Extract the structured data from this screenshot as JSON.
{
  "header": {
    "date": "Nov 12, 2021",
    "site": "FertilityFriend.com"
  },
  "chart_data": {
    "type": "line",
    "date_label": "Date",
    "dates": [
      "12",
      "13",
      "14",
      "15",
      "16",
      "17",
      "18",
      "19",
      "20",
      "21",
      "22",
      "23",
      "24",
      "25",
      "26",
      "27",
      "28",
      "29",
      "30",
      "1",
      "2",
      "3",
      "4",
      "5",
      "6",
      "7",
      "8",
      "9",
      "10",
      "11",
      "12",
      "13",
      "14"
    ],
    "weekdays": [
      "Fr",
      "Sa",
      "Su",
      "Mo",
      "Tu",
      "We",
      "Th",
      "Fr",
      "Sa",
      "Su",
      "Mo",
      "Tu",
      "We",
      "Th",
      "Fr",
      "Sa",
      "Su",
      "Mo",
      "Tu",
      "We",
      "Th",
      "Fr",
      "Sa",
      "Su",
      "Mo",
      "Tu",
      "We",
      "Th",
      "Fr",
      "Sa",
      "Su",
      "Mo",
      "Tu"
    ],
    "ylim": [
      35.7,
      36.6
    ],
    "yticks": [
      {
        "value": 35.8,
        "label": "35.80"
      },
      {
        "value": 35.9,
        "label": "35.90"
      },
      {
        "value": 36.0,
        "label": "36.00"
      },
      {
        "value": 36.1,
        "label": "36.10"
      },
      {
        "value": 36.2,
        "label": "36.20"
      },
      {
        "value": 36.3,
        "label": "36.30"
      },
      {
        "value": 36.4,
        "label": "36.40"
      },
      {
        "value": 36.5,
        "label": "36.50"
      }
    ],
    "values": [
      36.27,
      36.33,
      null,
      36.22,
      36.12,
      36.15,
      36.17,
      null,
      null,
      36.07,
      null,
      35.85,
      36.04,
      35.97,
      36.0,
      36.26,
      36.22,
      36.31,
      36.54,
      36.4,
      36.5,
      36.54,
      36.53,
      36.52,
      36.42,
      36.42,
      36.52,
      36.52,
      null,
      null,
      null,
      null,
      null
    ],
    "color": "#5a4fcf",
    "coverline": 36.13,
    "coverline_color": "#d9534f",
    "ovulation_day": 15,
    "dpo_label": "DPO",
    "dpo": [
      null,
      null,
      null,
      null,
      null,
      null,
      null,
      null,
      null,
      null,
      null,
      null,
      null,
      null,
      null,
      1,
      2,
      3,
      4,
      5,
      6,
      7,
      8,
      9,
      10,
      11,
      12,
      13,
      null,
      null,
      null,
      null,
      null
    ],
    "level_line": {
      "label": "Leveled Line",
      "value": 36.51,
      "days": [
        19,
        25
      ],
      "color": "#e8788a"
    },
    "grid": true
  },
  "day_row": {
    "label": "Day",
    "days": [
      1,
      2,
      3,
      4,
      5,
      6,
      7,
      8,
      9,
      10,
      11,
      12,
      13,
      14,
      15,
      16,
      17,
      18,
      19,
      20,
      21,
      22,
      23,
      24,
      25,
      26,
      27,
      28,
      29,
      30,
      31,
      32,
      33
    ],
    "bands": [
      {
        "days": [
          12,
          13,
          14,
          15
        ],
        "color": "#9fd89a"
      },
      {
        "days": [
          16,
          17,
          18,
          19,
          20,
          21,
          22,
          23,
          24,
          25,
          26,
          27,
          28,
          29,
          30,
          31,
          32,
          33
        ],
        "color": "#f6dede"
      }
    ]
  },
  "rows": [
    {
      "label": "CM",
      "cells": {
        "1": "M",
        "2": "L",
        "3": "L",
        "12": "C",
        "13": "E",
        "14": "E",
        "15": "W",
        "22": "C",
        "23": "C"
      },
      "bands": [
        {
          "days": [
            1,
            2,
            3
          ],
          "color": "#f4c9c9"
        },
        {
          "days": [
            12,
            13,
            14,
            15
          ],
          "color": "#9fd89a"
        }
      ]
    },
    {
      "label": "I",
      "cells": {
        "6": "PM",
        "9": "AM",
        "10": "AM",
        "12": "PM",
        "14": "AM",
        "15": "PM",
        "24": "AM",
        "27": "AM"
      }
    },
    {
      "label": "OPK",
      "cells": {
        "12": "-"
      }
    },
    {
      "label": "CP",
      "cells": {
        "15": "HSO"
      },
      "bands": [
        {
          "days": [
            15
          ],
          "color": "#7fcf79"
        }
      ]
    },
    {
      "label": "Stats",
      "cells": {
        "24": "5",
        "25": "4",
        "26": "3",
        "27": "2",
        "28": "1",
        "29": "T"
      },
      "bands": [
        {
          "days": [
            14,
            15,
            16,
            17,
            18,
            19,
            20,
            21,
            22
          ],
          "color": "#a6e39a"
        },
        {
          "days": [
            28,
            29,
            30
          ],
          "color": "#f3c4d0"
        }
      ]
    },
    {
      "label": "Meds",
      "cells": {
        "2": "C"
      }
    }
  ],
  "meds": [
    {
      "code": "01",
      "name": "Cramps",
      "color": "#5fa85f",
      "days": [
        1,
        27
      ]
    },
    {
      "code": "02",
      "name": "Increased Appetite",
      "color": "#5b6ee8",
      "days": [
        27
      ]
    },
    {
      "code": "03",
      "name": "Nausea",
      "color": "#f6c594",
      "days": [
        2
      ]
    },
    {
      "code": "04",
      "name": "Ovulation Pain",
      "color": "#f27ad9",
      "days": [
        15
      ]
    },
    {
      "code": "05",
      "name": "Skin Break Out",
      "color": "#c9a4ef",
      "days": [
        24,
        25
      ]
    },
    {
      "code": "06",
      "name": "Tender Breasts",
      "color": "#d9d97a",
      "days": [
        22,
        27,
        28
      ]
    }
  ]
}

_ _ _ _ _ _ _

■ Problem requirements ■
Retype the data exactly as given.

■ Response ■
Extract the structured data from this screenshot as JSON.
{
  "header": {
    "date": "Nov 12, 2021",
    "site": "FertilityFriend.com"
  },
  "chart_data": {
    "type": "line",
    "date_label": "Date",
    "dates": [
      "12",
      "13",
      "14",
      "15",
      "16",
      "17",
      "18",
      "19",
      "20",
      "21",
      "22",
      "23",
      "24",
      "25",
      "26",
      "27",
      "28",
      "29",
      "30",
      "1",
      "2",
      "3",
      "4",
      "5",
      "6",
      "7",
      "8",
      "9",
      "10",
      "11",
      "12",
      "13",
      "14"
    ],
    "weekdays": [
      "Fr",
      "Sa",
      "Su",
      "Mo",
      "Tu",
      "We",
      "Th",
      "Fr",
      "Sa",
      "Su",
      "Mo",
      "Tu",
      "We",
      "Th",
      "Fr",
      "Sa",
      "Su",
      "Mo",
      "Tu",
      "We",
      "Th",
      "Fr",
      "Sa",
      "Su",
      "Mo",
      "Tu",
      "We",
      "Th",
      "Fr",
      "Sa",
      "Su",
      "Mo",
      "Tu"
    ],
    "ylim": [
      35.7,
      36.6
    ],
    "yticks": [
      {
        "value": 35.8,
        "label": "35.80"
      },
      {
        "value": 35.9,
        "label": "35.90"
      },
      {
        "value": 36.0,
        "label": "36.00"
      },
      {
        "value": 36.1,
        "label": "36.10"
      },
      {
        "value": 36.2,
        "label": "36.20"
      },
      {
        "value": 36.3,
        "label": "36.30"
      },
      {
        "value": 36.4,
        "label": "36.40"
      },
      {
        "value": 36.5,
        "label": "36.50"
      }
    ],
    "values": [
      36.27,
      36.33,
      null,
      36.22,
      36.12,
      36.15,
      36.17,
      null,
      null,
      36.07,
      null,
      35.85,
      36.04,
      35.97,
      36.0,
      36.26,
      36.22,
      36.31,
      36.54,
      36.4,
      36.5,
      36.54,
      36.53,
      36.52,
      36.42,
      36.42,
      36.52,
      36.52,
      null,
      null,
      null,
      null,
      null
    ],
    "color": "#5a4fcf",
    "coverline": 36.13,
    "coverline_color": "#d9534f",
    "ovulation_day": 15,
    "dpo_label": "DPO",
    "dpo": [
      null,
      null,
      null,
      null,
      null,
      null,
      null,
      null,
      null,
      null,
      null,
      null,
      null,
      null,
      null,
      1,
      2,
      3,
      4,
      5,
      6,
      7,
      8,
      9,
      10,
      11,
      12,
      13,
      null,
      null,
      null,
      null,
      null
    ],
    "level_line": {
      "label": "Leveled Line",
      "value": 36.51,
      "days": [
        19,
        25
      ],
      "color": "#e8788a"
    },
    "grid": true
  },
  "day_row": {
    "label": "Day",
    "days": [
      1,
      2,
      3,
      4,
      5,
      6,
      7,
      8,
      9,
      10,
      11,
      12,
      13,
      14,
      15,
      16,
      17,
      18,
      19,
      20,
      21,
      22,
      23,
      24,
      25,
      26,
      27,
      28,
      29,
      30,
      31,
      32,
      33
    ],
    "bands": [
      {
        "days": [
          12,
          13,
          14,
          15
        ],
        "color": "#9fd89a"
      },
      {
        "days": [
          16,
          17,
          18,
          19,
          20,
          21,
          22,
          23,
          24,
          25,
          26,
          27,
          28,
          29,
          30,
          31,
          32,
          33
        ],
        "color": "#f6dede"
      }
    ]
  },
  "rows": [
    {
      "label": "CM",
      "cells": {
        "1": "M",
        "2": "L",
        "3": "L",
        "12": "C",
        "13": "E",
        "14": "E",
        "15": "W",
        "22": "C",
        "23": "C"
      },
      "bands": [
        {
          "days": [
            1,
            2,
            3
          ],
          "color": "#f4c9c9"
        },
        {
          "days": [
            12,
            13,
            14,
            15
          ],
          "color": "#9fd89a"
        }
      ]
    },
    {
      "label": "I",
      "cells": {
        "6": "PM",
        "9": "AM",
        "10": "AM",
        "12": "PM",
        "14": "AM",
        "15": "PM",
        "24": "AM",
        "27": "AM"
      }
    },
    {
      "label": "OPK",
      "cells": {
        "12": "-"
      }
    },
    {
      "label": "CP",
      "cells": {
        "15": "HSO"
      },
      "bands": [
        {
          "days": [
            15
          ],
          "color": "#7fcf79"
        }
      ]
    },
    {
      "label": "Stats",
      "cells": {
        "24": "5",
        "25": "4",
        "26": "3",
        "27": "2",
        "28": "1",
        "29": "T"
      },
      "bands": [
        {
          "days": [
            14,
            15,
            16,
            17,
            18,
            19,
            20,
            21,
            22
          ],
          "color": "#a6e39a"
        },
        {
          "days": [
            28,
            29,
            30
          ],
          "color": "#f3c4d0"
        }
      ]
    },
    {
      "label": "Meds",
      "cells": {
        "2": "C"
      }
    }
  ],
  "meds": [
    {
      "code": "01",
      "name": "Cramps",
      "color": "#5fa85f",
      "days": [
        1,
        27
      ]
    },
    {
      "code": "02",
      "name": "Increased Appetite",
      "color": "#5b6ee8",
      "days": [
        27
      ]
    },
    {
      "code": "03",
      "name": "Nausea",
      "color": "#f6c594",
      "days": [
        2
      ]
    },
    {
      "code": "04",
      "name": "Ovulation Pain",
      "color": "#f27ad9",
      "days": [
        15
      ]
    },
    {
      "code": "05",
      "name": "Skin Break Out",
      "color": "#c9a4ef",
      "days": [
        24,
        25
      ]
    },
    {
      "code": "06",
      "name": "Tender Breasts",
      "color": "#d9d97a",
      "days": [
        22,
        27,
        28
      ]
    }
  ]
}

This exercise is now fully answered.